## Testo riportato

3.1. Il contratto di vendita di un bene in comunione stipulato da uno solo dei comproprietari, nel quale compratore e venditore abbiano, tuttavia, considerato l’immobile come un unicum inscindibile è, comunque, valido, risultando, secondo i principi generali che regolano il regime giuridico della comunione pro indiviso , meramente inopponibile al comproprietario che non ha preso parte all’atto.
3.1.1. La Corte territoriale, riportandosi integralmente a quanto argomentato dal giudice di prime cure, ha fatto corretta applicazione del suddetto principio, consolidatosi nella giurisprudenza di questa Corte, sorretto -da un lato – dal principio generale che regola il regime giuridico della comunione della libera disponibilità della quota ideale indivisa da parte di ogni partecipante (Sez. 1, Sentenza n. 2815 del 05/04/1990, Rv. 466429 – 01), per cui è ben possibile che ciascun comproprietario venda o prometta di vendere la sua quota di comproprietà autonomamente; dall’altro lato, dal fatto che sia normativamente configurata la vendita di cosa altrui o parzialmente altrui (artt. 1478 e 1480 cod. civ.) ed essendo quindi, a fortiori , ammissibile il contratto preliminare di vendita con analogo oggetto (Cass. Sez. 2, Ord. n. 24207 del 04/08/2022, riportata in memoria dalla controricorrente; Cass. Sez. 2, Sentenza n. 2701 del 30/01/2019,
Rv. 652355 -01 che conferma: Cass. Sez. 2, Sentenza n. 4965 del 11/03/2004, Rv. 570980 -01; Cass. Sez. 2, Sentenza n. 3677 del 1996, citate in sentenza).

## Istruzioni del compito
Trascrivi per intero il testo riportato, senza apportare alcuna modifica. Per lo svolgimento ci si basa unicamente sul testo riportato.

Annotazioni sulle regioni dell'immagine
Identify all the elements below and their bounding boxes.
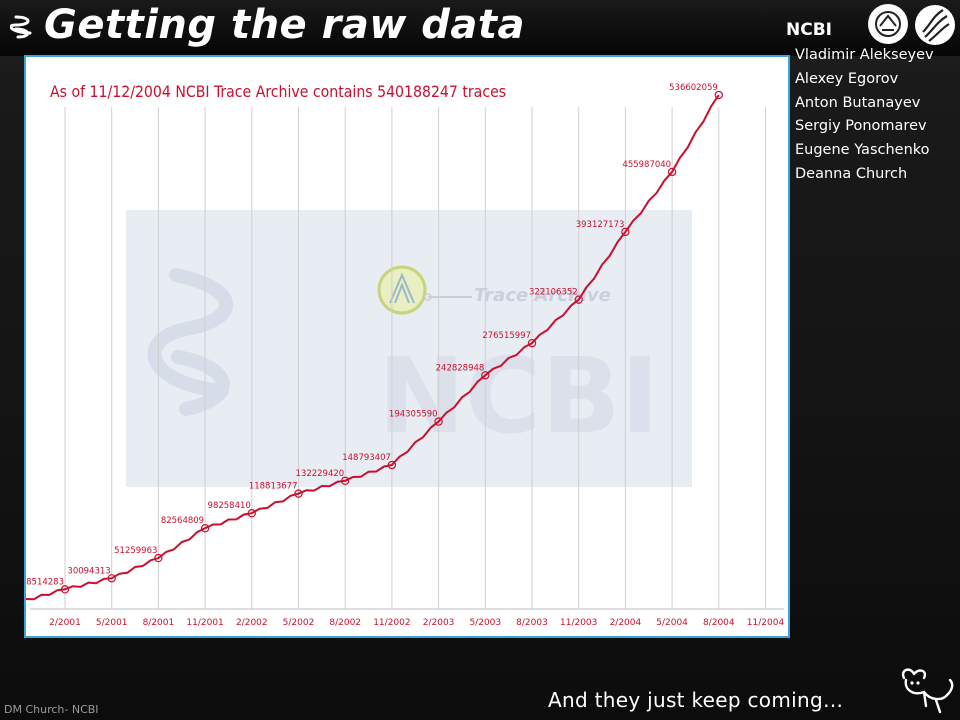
credit-name: Deanna Church	[795, 165, 908, 182]
credit-name: Anton Butanayev	[795, 94, 921, 111]
x-tick-label: 5/2002	[283, 618, 315, 628]
x-tick-label: 8/2004	[703, 618, 735, 628]
data-label: 18514283	[26, 577, 64, 587]
x-tick-label: 11/2004	[747, 618, 785, 628]
x-tick-label: 11/2003	[560, 618, 597, 628]
credit-name: Alexey Egorov	[795, 70, 899, 87]
chart-x-ticks: 2/2001 5/2001 8/2001 11/2001 2/2002 5/2002 8/2…	[49, 618, 784, 628]
data-point	[247, 509, 256, 518]
data-point	[60, 585, 70, 594]
footer-tagline: And they just keep coming…	[548, 688, 844, 712]
data-point	[621, 227, 630, 237]
data-label: 30094313	[67, 566, 110, 576]
data-point	[200, 524, 210, 533]
page-title: Getting the raw data	[44, 2, 525, 48]
data-point	[434, 417, 443, 426]
x-tick-label: 8/2003	[516, 618, 548, 628]
data-label: 51259963	[114, 546, 157, 556]
data-label: 536602059	[669, 83, 718, 93]
org-label: NCBI	[786, 20, 832, 40]
x-tick-label: 11/2001	[186, 618, 223, 628]
data-label: 194305590	[389, 410, 438, 420]
x-tick-label: 2/2003	[423, 618, 455, 628]
data-label: 242828948	[436, 363, 485, 373]
x-tick-label: 8/2001	[143, 618, 175, 628]
chart-frame: NCBI Trace Archive 482460318514283300943…	[24, 55, 790, 638]
x-tick-label: 11/2002	[373, 618, 410, 628]
x-tick-label: 5/2003	[469, 618, 501, 628]
data-point	[527, 338, 537, 348]
ncbi-watermark: NCBI Trace Archive	[126, 210, 692, 487]
data-point	[294, 489, 303, 498]
data-point	[481, 371, 490, 380]
chart-gridlines	[30, 107, 784, 610]
hhs-eagle-icon	[915, 5, 955, 45]
trace-count-line	[26, 94, 720, 601]
data-label: 322106352	[529, 288, 578, 298]
data-label: 455987040	[622, 160, 671, 170]
chart-title: As of 11/12/2004 NCBI Trace Archive cont…	[50, 82, 507, 101]
data-label: 148793407	[342, 453, 391, 463]
x-tick-label: 5/2001	[96, 618, 128, 628]
data-point	[341, 476, 350, 486]
nih-seal-icon	[868, 4, 908, 44]
credit-name: Sergiy Ponomarev	[795, 118, 927, 135]
data-point	[154, 553, 163, 563]
data-label: 118813677	[249, 482, 298, 492]
cartoon-mouse-icon	[901, 668, 954, 714]
credit-name: Eugene Yaschenko	[795, 142, 930, 159]
x-tick-label: 8/2002	[329, 618, 361, 628]
trace-growth-chart: NCBI Trace Archive 482460318514283300943…	[26, 83, 784, 628]
footer-credit: DM Church- NCBI	[4, 703, 99, 716]
chart-line-layer	[26, 94, 720, 601]
chart-data-labels: 4824603185142833009431351259963825648099…	[26, 83, 718, 587]
chart-markers	[60, 90, 724, 594]
x-tick-label: 2/2001	[49, 618, 81, 628]
data-label: 393127173	[576, 220, 625, 230]
data-point	[667, 167, 677, 177]
x-tick-label: 2/2004	[610, 618, 642, 628]
data-label: 276515997	[482, 331, 531, 341]
dna-helix-icon	[10, 15, 32, 39]
title-bar: Getting the raw data	[0, 0, 960, 56]
ncbi-watermark-text: NCBI	[378, 335, 659, 457]
data-point	[714, 90, 724, 100]
x-tick-label: 5/2004	[656, 618, 688, 628]
credits-list: Vladimir Alekseyev Alexey Egorov Anton B…	[795, 44, 934, 187]
data-label: 82564809	[161, 516, 204, 526]
x-tick-label: 2/2002	[236, 618, 268, 628]
data-label: 132229420	[296, 469, 345, 479]
credit-name: Vladimir Alekseyev	[795, 47, 934, 63]
data-point	[574, 295, 583, 304]
data-point	[107, 574, 116, 583]
data-point	[387, 460, 397, 470]
data-label: 98258410	[208, 501, 251, 511]
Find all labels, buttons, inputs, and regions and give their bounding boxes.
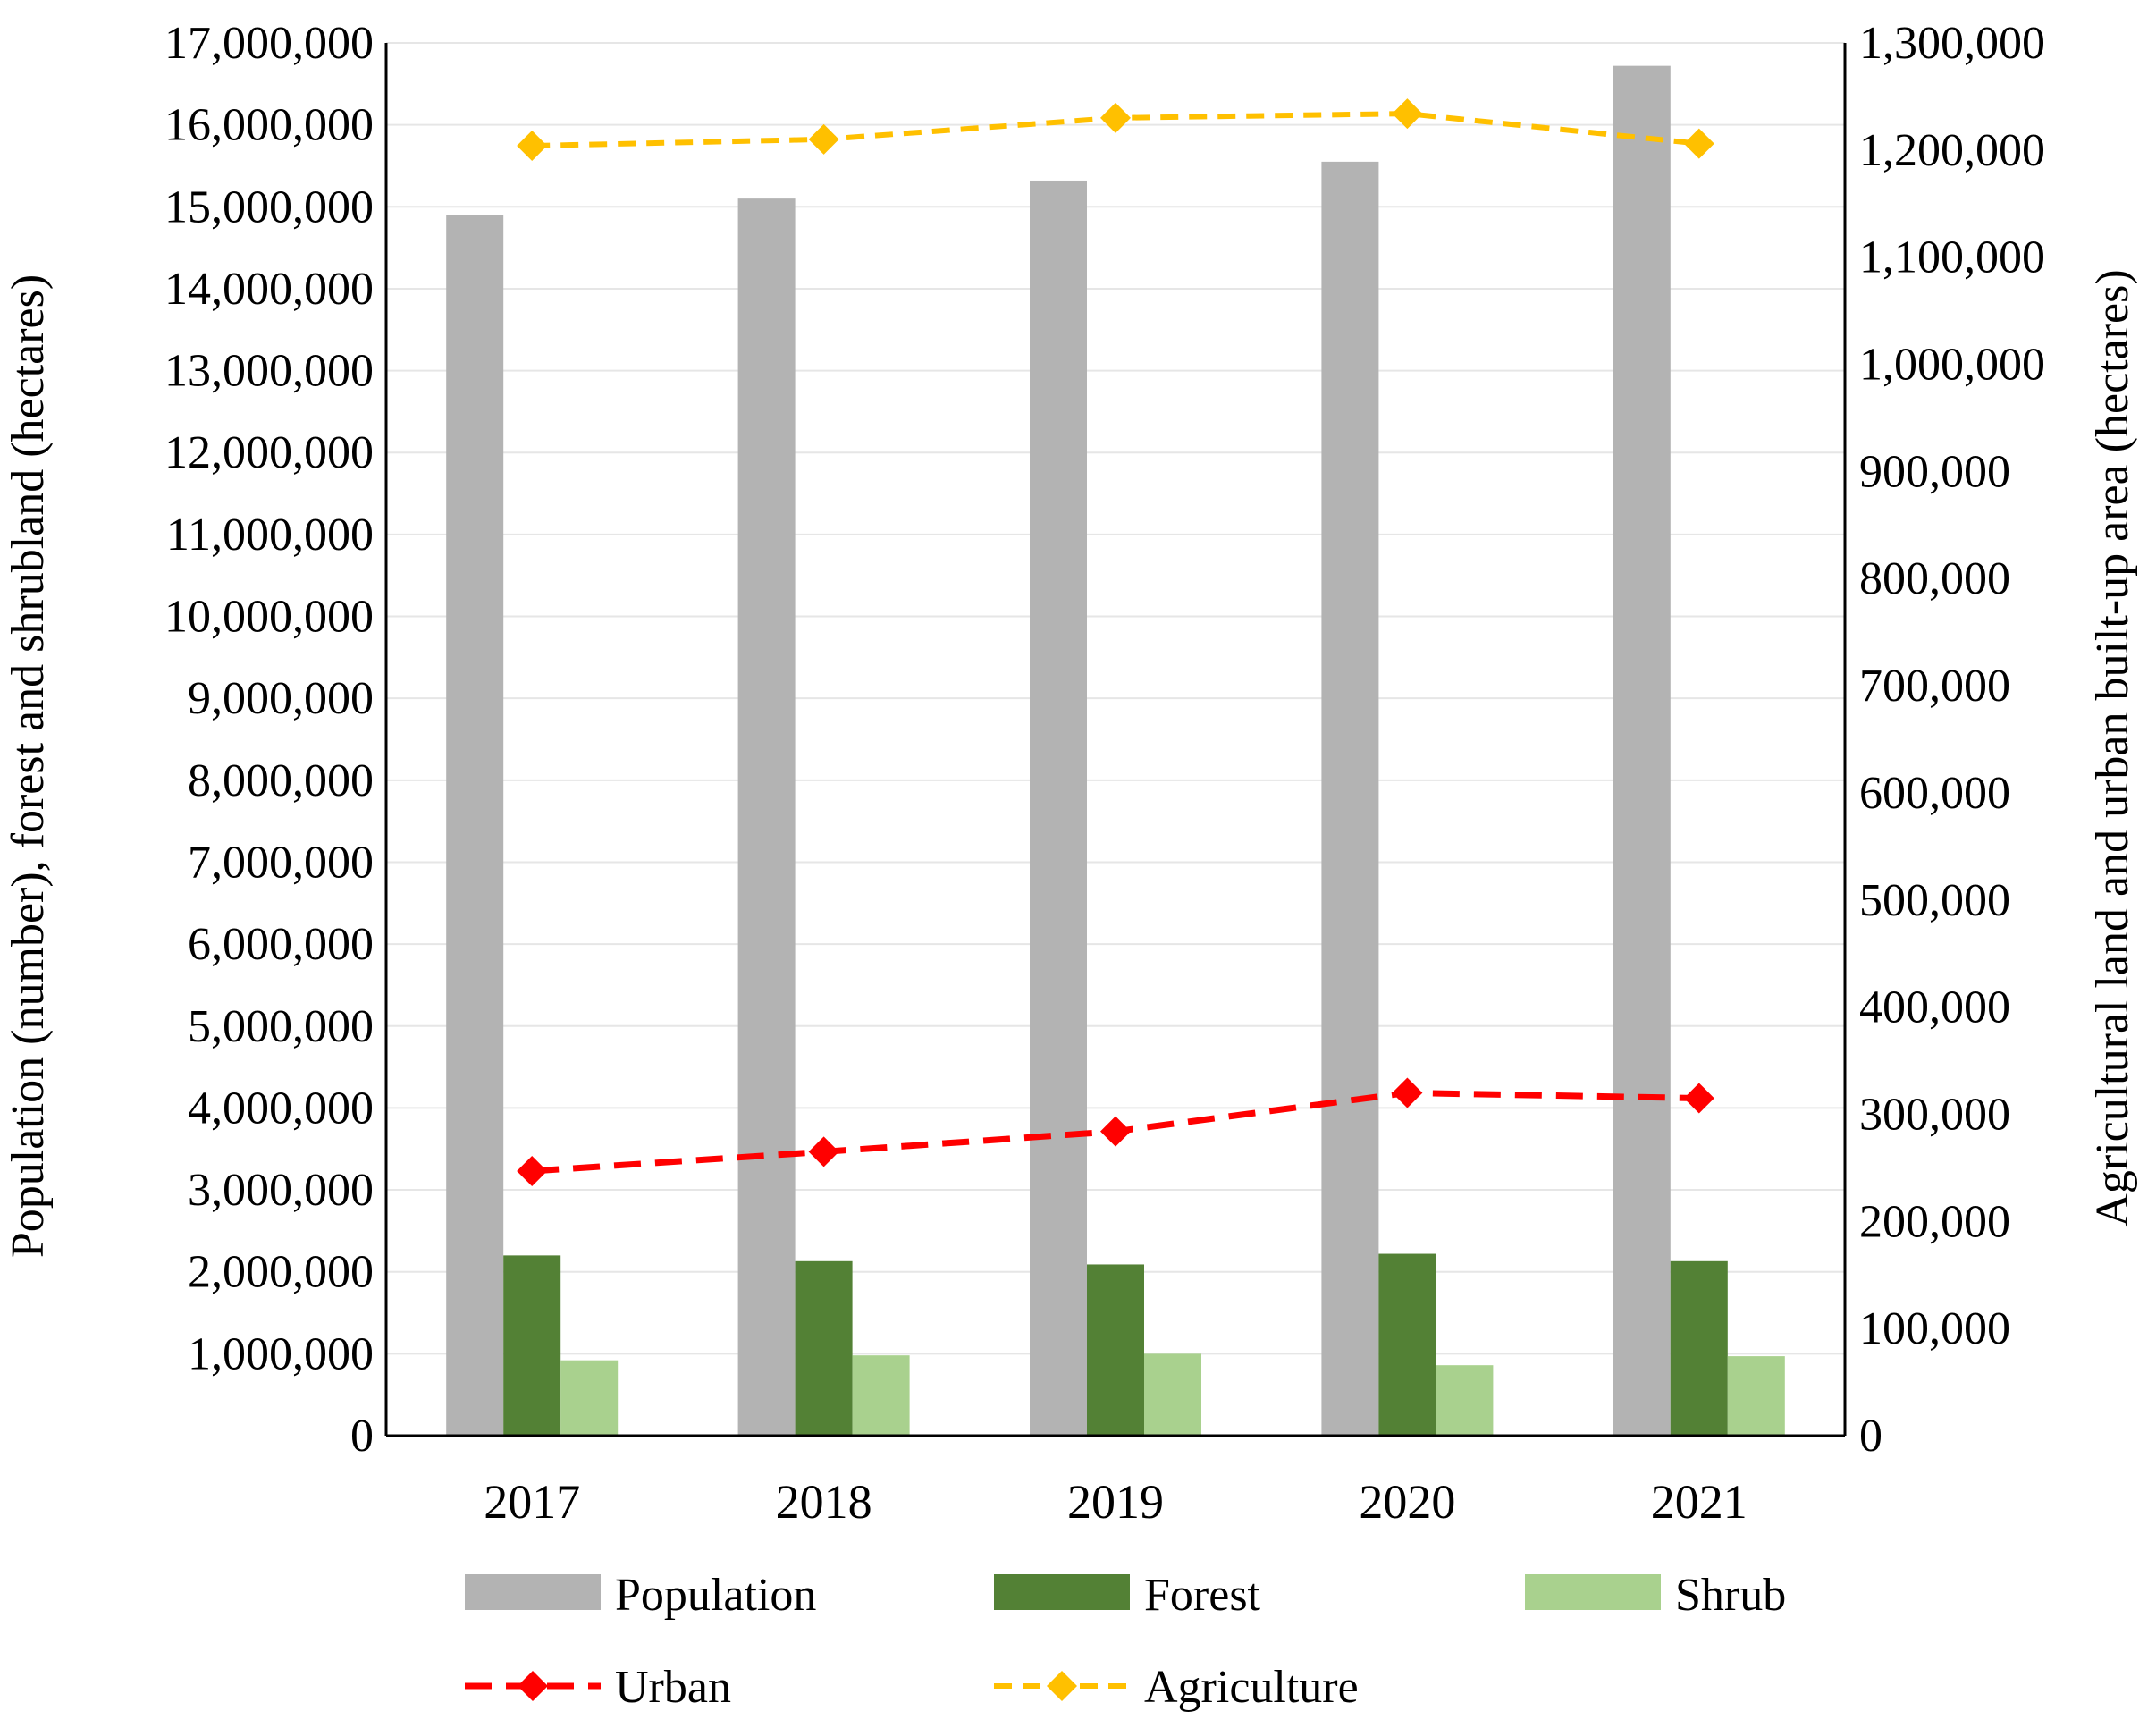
population-legend-label: Population bbox=[615, 1570, 816, 1621]
shrub-legend-swatch bbox=[1525, 1574, 1661, 1610]
forest-bar bbox=[795, 1260, 853, 1436]
right-tick-label: 300,000 bbox=[1859, 1089, 2010, 1140]
right-tick-label: 600,000 bbox=[1859, 768, 2010, 819]
agriculture-legend-marker bbox=[1047, 1671, 1077, 1701]
shrub-bar bbox=[1436, 1365, 1494, 1436]
population-bar bbox=[1321, 161, 1379, 1437]
left-tick-label: 8,000,000 bbox=[188, 755, 374, 806]
left-tick-label: 0 bbox=[350, 1411, 374, 1462]
left-tick-label: 10,000,000 bbox=[164, 592, 374, 643]
left-tick-label: 2,000,000 bbox=[188, 1247, 374, 1298]
forest-bar bbox=[503, 1255, 561, 1436]
urban-point bbox=[808, 1136, 839, 1167]
right-tick-label: 400,000 bbox=[1859, 982, 2010, 1033]
gridlines bbox=[386, 42, 1845, 1355]
left-tick-label: 11,000,000 bbox=[166, 510, 374, 561]
right-tick-label: 100,000 bbox=[1859, 1303, 2010, 1354]
urban-point bbox=[517, 1155, 548, 1186]
agriculture-point bbox=[1392, 98, 1423, 130]
urban-point bbox=[1683, 1083, 1714, 1114]
right-tick-label: 0 bbox=[1859, 1411, 1882, 1462]
axes bbox=[384, 43, 1847, 1437]
agriculture-point bbox=[1683, 128, 1714, 159]
right-axis-title: Agricultural land and urban built-up are… bbox=[2087, 269, 2138, 1226]
agriculture-legend-label: Agriculture bbox=[1144, 1662, 1359, 1713]
urban-point bbox=[1100, 1116, 1131, 1147]
left-tick-label: 12,000,000 bbox=[164, 427, 374, 478]
right-tick-label: 800,000 bbox=[1859, 553, 2010, 604]
x-tick-label: 2021 bbox=[1651, 1475, 1748, 1529]
urban-legend-label: Urban bbox=[615, 1662, 731, 1713]
forest-legend-label: Forest bbox=[1144, 1570, 1261, 1621]
shrub-legend-label: Shrub bbox=[1675, 1570, 1786, 1621]
bar-series bbox=[446, 65, 1785, 1437]
population-bar bbox=[446, 215, 504, 1436]
forest-bar bbox=[1670, 1260, 1728, 1436]
right-tick-label: 1,100,000 bbox=[1859, 232, 2045, 283]
right-tick-label: 1,000,000 bbox=[1859, 340, 2045, 391]
forest-legend-swatch bbox=[994, 1574, 1130, 1610]
urban-point bbox=[1392, 1077, 1423, 1108]
population-bar bbox=[737, 198, 796, 1437]
right-tick-label: 200,000 bbox=[1859, 1196, 2010, 1247]
agriculture-point bbox=[808, 123, 839, 155]
left-tick-label: 7,000,000 bbox=[188, 837, 374, 888]
x-tick-label: 2018 bbox=[776, 1475, 872, 1529]
left-tick-label: 1,000,000 bbox=[188, 1328, 374, 1379]
right-tick-label: 1,200,000 bbox=[1859, 125, 2045, 176]
population-legend-swatch bbox=[465, 1574, 601, 1610]
urban-legend-marker bbox=[518, 1671, 548, 1701]
left-tick-label: 4,000,000 bbox=[188, 1083, 374, 1134]
forest-bar bbox=[1087, 1264, 1144, 1436]
right-tick-label: 700,000 bbox=[1859, 661, 2010, 712]
left-tick-label: 17,000,000 bbox=[164, 18, 374, 69]
left-tick-label: 3,000,000 bbox=[188, 1165, 374, 1216]
left-tick-label: 5,000,000 bbox=[188, 1001, 374, 1052]
shrub-bar bbox=[852, 1355, 910, 1436]
forest-bar bbox=[1378, 1253, 1436, 1436]
shrub-bar bbox=[1144, 1353, 1201, 1436]
population-bar bbox=[1613, 65, 1671, 1437]
left-tick-label: 9,000,000 bbox=[188, 673, 374, 724]
x-tick-label: 2020 bbox=[1359, 1475, 1455, 1529]
x-tick-label: 2017 bbox=[484, 1475, 580, 1529]
population-bar bbox=[1030, 180, 1087, 1437]
left-tick-label: 15,000,000 bbox=[164, 181, 374, 232]
legend: Population Forest Shrub Urban Agriculture bbox=[465, 1570, 1786, 1713]
right-tick-label: 1,300,000 bbox=[1859, 18, 2045, 69]
shrub-bar bbox=[560, 1360, 619, 1436]
shrub-bar bbox=[1727, 1356, 1785, 1436]
agriculture-point bbox=[1100, 102, 1131, 133]
agriculture-point bbox=[517, 131, 548, 162]
tick-labels: 0 1,000,000 2,000,000 3,000,000 4,000,000 5,0… bbox=[164, 18, 2045, 1529]
left-tick-label: 6,000,000 bbox=[188, 919, 374, 970]
x-tick-label: 2019 bbox=[1067, 1475, 1164, 1529]
left-tick-label: 14,000,000 bbox=[164, 264, 374, 315]
left-tick-label: 16,000,000 bbox=[164, 100, 374, 151]
line-series bbox=[517, 98, 1714, 1186]
right-tick-label: 500,000 bbox=[1859, 875, 2010, 926]
right-tick-label: 900,000 bbox=[1859, 446, 2010, 497]
left-axis-title: Population (number), forest and shrublan… bbox=[3, 274, 54, 1258]
left-tick-label: 13,000,000 bbox=[164, 346, 374, 397]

## Soluzione esercizio
3.1. Il contratto di vendita di un bene in comunione stipulato da uno solo dei comproprietari, nel quale compratore e venditore abbiano, tuttavia, considerato l’immobile come un unicum inscindibile è, comunque, valido, risultando, secondo i principi generali che regolano il regime giuridico della comunione pro indiviso , meramente inopponibile al comproprietario che non ha preso parte all’atto.
3.1.1. La Corte territoriale, riportandosi integralmente a quanto argomentato dal giudice di prime cure, ha fatto corretta applicazione del suddetto principio, consolidatosi nella giurisprudenza di questa Corte, sorretto -da un lato – dal principio generale che regola il regime giuridico della comunione della libera disponibilità della quota ideale indivisa da parte di ogni partecipante (Sez. 1, Sentenza n. 2815 del 05/04/1990, Rv. 466429 – 01), per cui è ben possibile che ciascun comproprietario venda o prometta di vendere la sua quota di comproprietà autonomamente; dall’altro lato, dal fatto che sia normativamente configurata la vendita di cosa altrui o parzialmente altrui (artt. 1478 e 1480 cod. civ.) ed essendo quindi, a fortiori , ammissibile il contratto preliminare di vendita con analogo oggetto (Cass. Sez. 2, Ord. n. 24207 del 04/08/2022, riportata in memoria dalla controricorrente; Cass. Sez. 2, Sentenza n. 2701 del 30/01/2019,
Rv. 652355 -01 che conferma: Cass. Sez. 2, Sentenza n. 4965 del 11/03/2004, Rv. 570980 -01; Cass. Sez. 2, Sentenza n. 3677 del 1996, citate in sentenza).